**PASSAGE EXTRAIT:**
——————

L’Autorité de Régulation Professionnelle de la Publicité (ARPP) explique que ce spot a fait l’objet d’une demande de conseil préalable, dès le mois de mars 2023, sur cette publicité au stade du script et du story-board, par l’agence de communication Saatchi&Saatchi, membre de l’ARPP.

La vidéo diffusée sur Youtube n’a pas été soumise à l’ARPP. En revanche et comme toute publicité destinée à être diffusée en télévision, la version télévisée du spot a bien fait l’objet d’une soumission à l’ARPP dans le cadre du dispositif d’avis avant diffusion.

L’ARPP rappelle que, de manière générale, une vigilance particulière est accordée concernant les messages publicitaires comportant des allégations ou visuels en lien avec l’environnement.

L’Autorité veille à ce que ces publicités soient conformes, d’une part, aux textes de droit positif applicables dans ce domaine et, d’autre part, aux règles déontologiques contenues dans la Recommandation « Développement durable » de l’ARPP et dans le code ICC relatif à la Publicité et aux communications commerciales.

En l’espèce, cette publicité, par l’emploi des qualificatifs « durable » et « responsable » entre dans le champ d’application de ces textes.

Les principes essentiels contenus dans la Recommandation, relatifs à la véracité et la proportionnalité des allégations employées ont ainsi été rappelés, de même que, comme le prévoit la Recommandation en termes de clarté du message, la nécessité d’insérer un début d’explication de ces allégations, assorti d’un renvoi vers une page dédiée du site Internet de l’annonceur.

L’agence Saatchi & Saatchi a pris en compte l’ensemble des observations formulées au stade du projet.

Lors de l’examen du film télévisé définitif, il a été relevé que :

  • Les termes « durable » et « responsable » sont nuancés : « Plus durable, plus responsable ».
  • Ils sont accompagnés d’un texte explicatif précisant : « Déjà 42 % de notre collection fabriquée avec des matières moins impactantes que leurs équivalents conventionnels (coton recyclé, viscose ecovero) ».
  • Ce début d’explication est complété d’un renvoi vers une page dédiée du site de l’annonceur : « Retrouvez nos engagements sur jules.com/mode-ecoresponsable.html »
  • Ces textes sont insérés au bas de l’écran sous forme de mention défilante, dans le respect des exigences de lisibilité prévues par la Recommandation « Mentions et renvois » de l’ARPP.

——————

**LISTE DES DONNÉES:**
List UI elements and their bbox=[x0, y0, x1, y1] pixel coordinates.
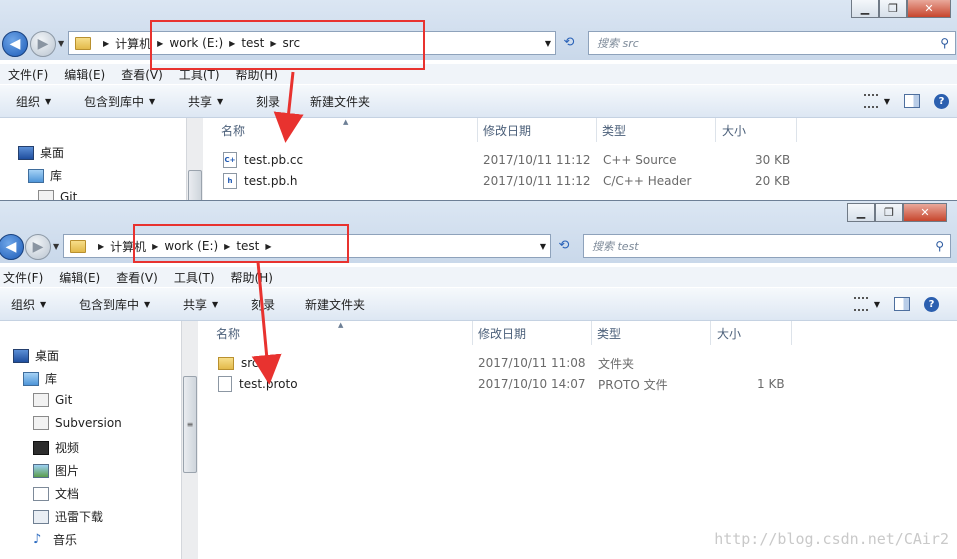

——————

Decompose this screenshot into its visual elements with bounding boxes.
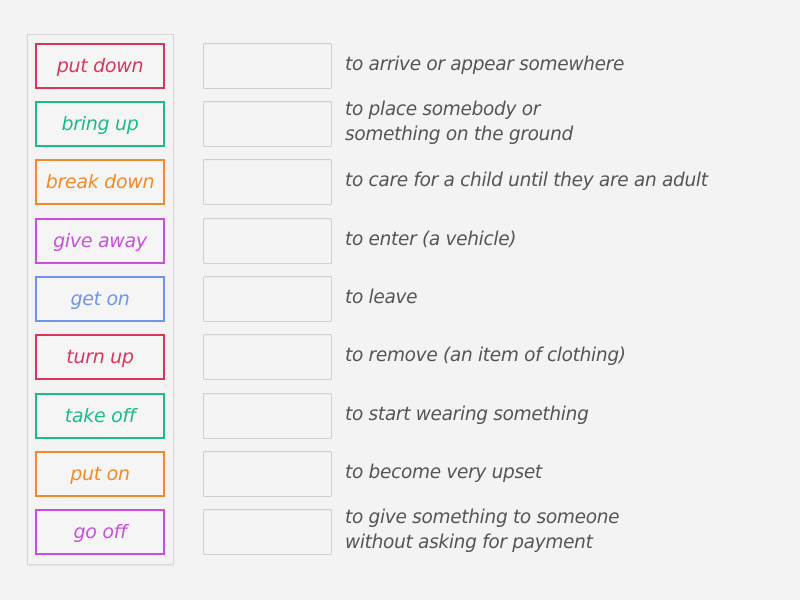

——————

**TRAVAIL À FAIRE:**
[1] Modifie le passage de l’extrait sur l’avis de l’ARPP qui va de « L’ARPP rappelle que, de » jusqu’à « de ces textes. » en y remplaçant « vigilance particulière » par « attention particulière ». Donne ensuite ce passage en entier.
[2] Donne la suite de l’extrait sur l’avis de l’ARPP à partir de l’endroit où il s’arrête.

**RÉPONSES PAR TÂCHE:**
[1]
L’ARPP rappelle que, de manière générale, une attention particulière est accordée concernant les messages publicitaires comportant des allégations ou visuels en lien avec l’environnement.

L’Autorité veille à ce que ces publicités soient conformes, d’une part, aux textes de droit positif applicables dans ce domaine et, d’autre part, aux règles déontologiques contenues dans la Recommandation « Développement durable » de l’ARPP et dans le code ICC relatif à la Publicité et aux communications commerciales.

En l’espèce, cette publicité, par l’emploi des qualificatifs « durable » et « responsable » entre dans le champ d’application de ces textes.

[2]
Compte tenu de l’ensemble de ces éléments, l’ARPP a donc considéré que le film publicitaire en cause ne contrevenait pas aux dispositions en vigueur, en particulier à la Recommandation « Développement durable » et l’a validé avant sa diffusion sur les chaînes et services de médias audiovisuels à la demande.

Le Syndicat National de la Publicité Télévisée (SNPTV) fait valoir que les régies de télévision membres du SNPTV ont bien diffusé ce spot, suivant en cela l’avis de l’ARPP.

– La société Publicis, présente lors de la séance, rappelle que Jules est une entreprise à mission. Elle confirme que plus aucune version de la maquette en cause n’est diffusée en ligne. Elle fait part de son étonnement à l’égard de l’ADEME, qui n’a pas retiré sa plainte. Elle comprend en conséquence que la plainte vise la version définitive de la publicité et met en cause le caractère suffisant de la mention explicative. Une telle mention doit être courte et impactante.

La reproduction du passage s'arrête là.